* Excerpt:
· · · ·
## The Functions of the Discrete Voter Model

This notebook implements the following $6$ subroutines for the **discrete voter model**:
1. `make_grid`: create a probabilistic grid: an $\mathbf{R}^n$ array of values, $\omega$, that all sum to $1$
2. `shift_weight`: shift weight in a grid in a reversible way
3. `expec_votes`: given a grid, a candidate, and a district description, output the expectation of votes that candidate received
4. `prob_votes`: given a grid, a candidate, a district description, and the observed vote outcomes, output the probability of seeing that outcome
5. `mcmc`: run a Markov Chain Monte Carlo method on a state space of grids
6. `hill_climb`: optimize the expectation or probability with gradient descent

### `make_grid`
Create a probabilistic grid: an $\mathbf{R}^n$ array of values, $\omega$, that all sum to $1$.

In [224]:
import numpy as np
from operator import mul
import functools
import random

In [14]:
def make_grid(num_groups, matrix_size, random=True):
    """
    Create a probabilistic grid.
    
    num_groups (int): the number of groups to be represented 
    matrix_size (int): the dimensions of the matrix
    random (bool): whether the grid should be initialized uniformly
    or randomly
    
    return: a probabilistic grid
    """
    shape = tuple([matrix_size] * num_groups)
    if random:
        matrix = np.random.rand(*shape)
    else:
        matrix = np.ones(shape)
    return matrix / matrix.sum()

In [62]:
test_grid = make_grid(3, 10)

### `shift_weight`
Shift weight in a grid in a reversible way.

In [232]:
def shift_weight(grid, shift_type="uniform", epsilon=0.01):
    """
    Shift the weight in a probabilistic grid.
    
    grid (NumPy array): the probabilistic grid to be perturbed
    shift_type (string): the type of shift to be done. One of:
        1. uniform (default): add a uniform random variable to each cell then re-normalize
        2. shuffle: shuffle the matrix (O(n))
        3. right: shift epsilon of weight to the right
        4. left: shift epsilon of weight to the left
    epsilon (float): the value to laterally shift the grid by
    
    return: a probabilistic grid
    """
    if shift_type == "shuffle":
        np.random.shuffle(grid)
        return grid
    elif shift_type == "right":
        rolled = np.roll(grid, 1, axis=1)
        return grid + (rolled * epsilon) - (grid * epsilon)
    elif shift_type == "left":
        rolled = np.roll(grid, -1, axis=1)
· · · ·
From the discrete voter model text, quote the passage between "num_groups (int): the" and "tuple([matrix_size] * num_groups)", inclusive. Work only from what the discrete voter model text says.

* Raw records:
· · · ·
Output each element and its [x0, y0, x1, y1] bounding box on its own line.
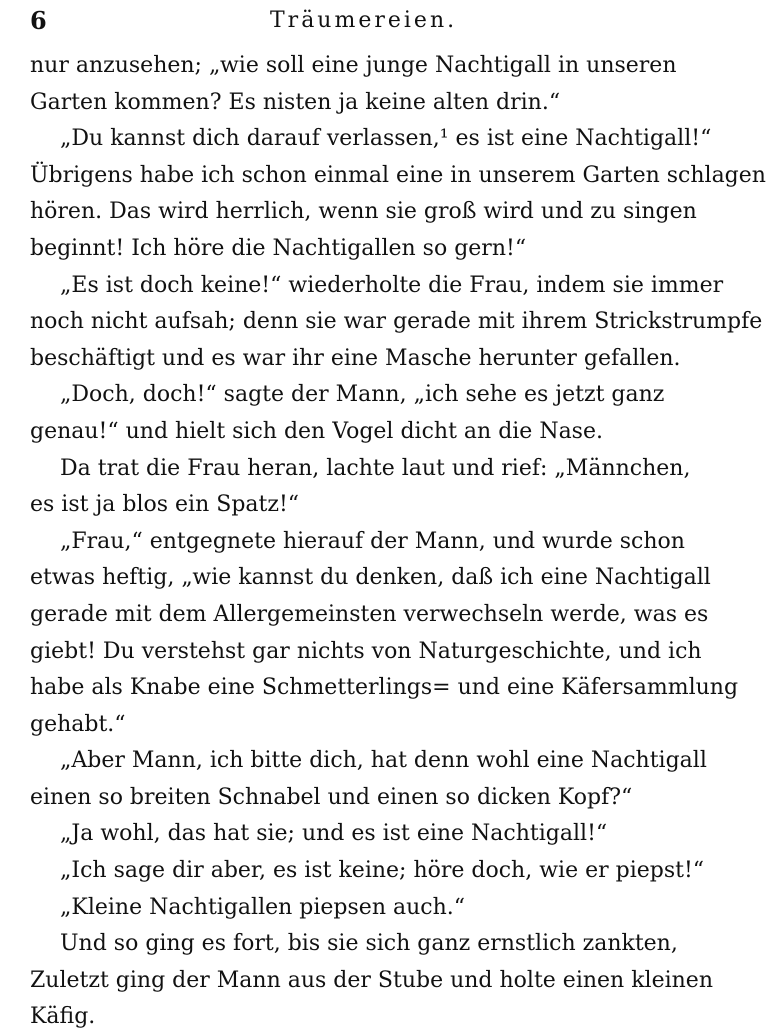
· · · ·
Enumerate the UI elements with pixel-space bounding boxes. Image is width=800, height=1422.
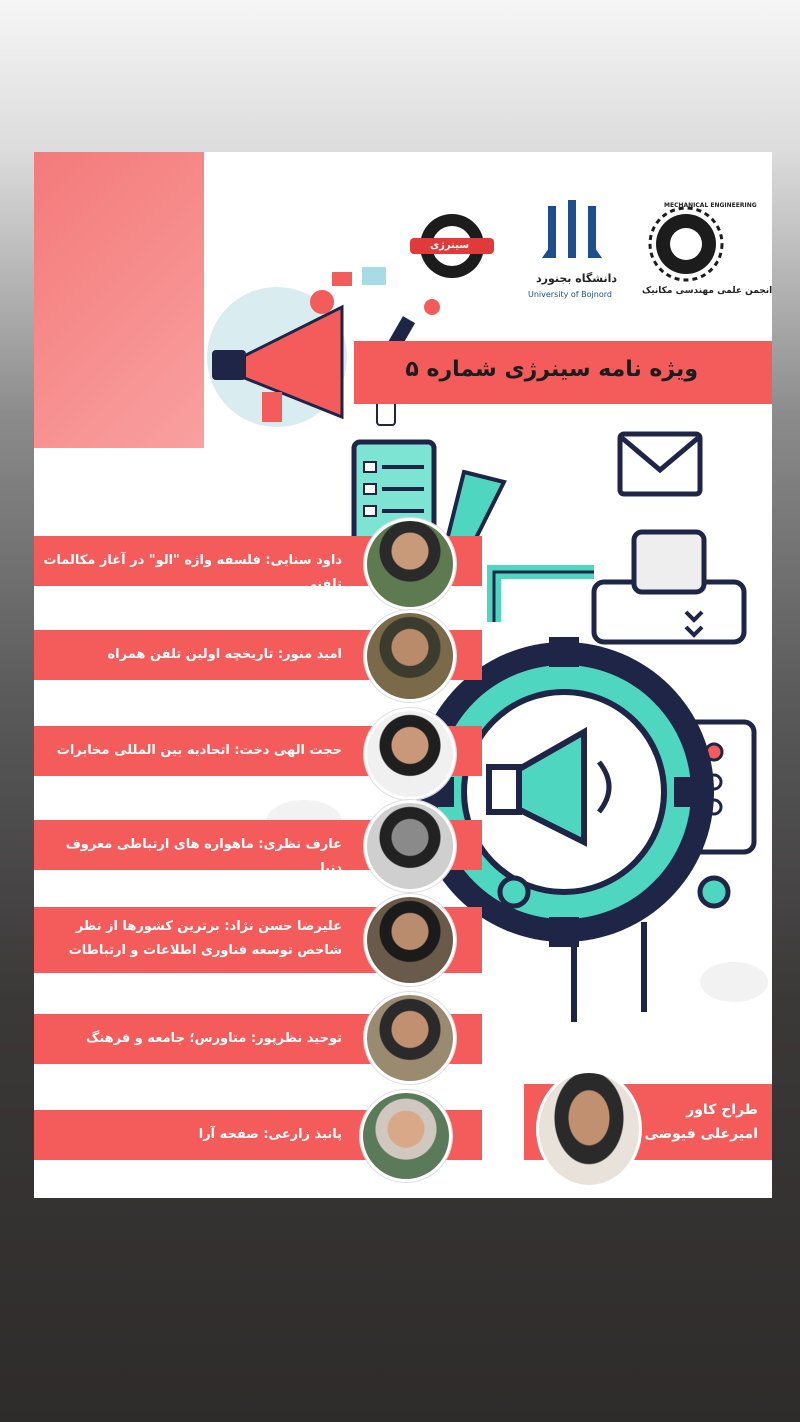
· · · ·
* Result:
num_groups (int): the number of groups to be represented 
    matrix_size (int): the dimensions of the matrix
    random (bool): whether the grid should be initialized uniformly
    or randomly
    
    return: a probabilistic grid
    """
    shape = tuple([matrix_size] * num_groups)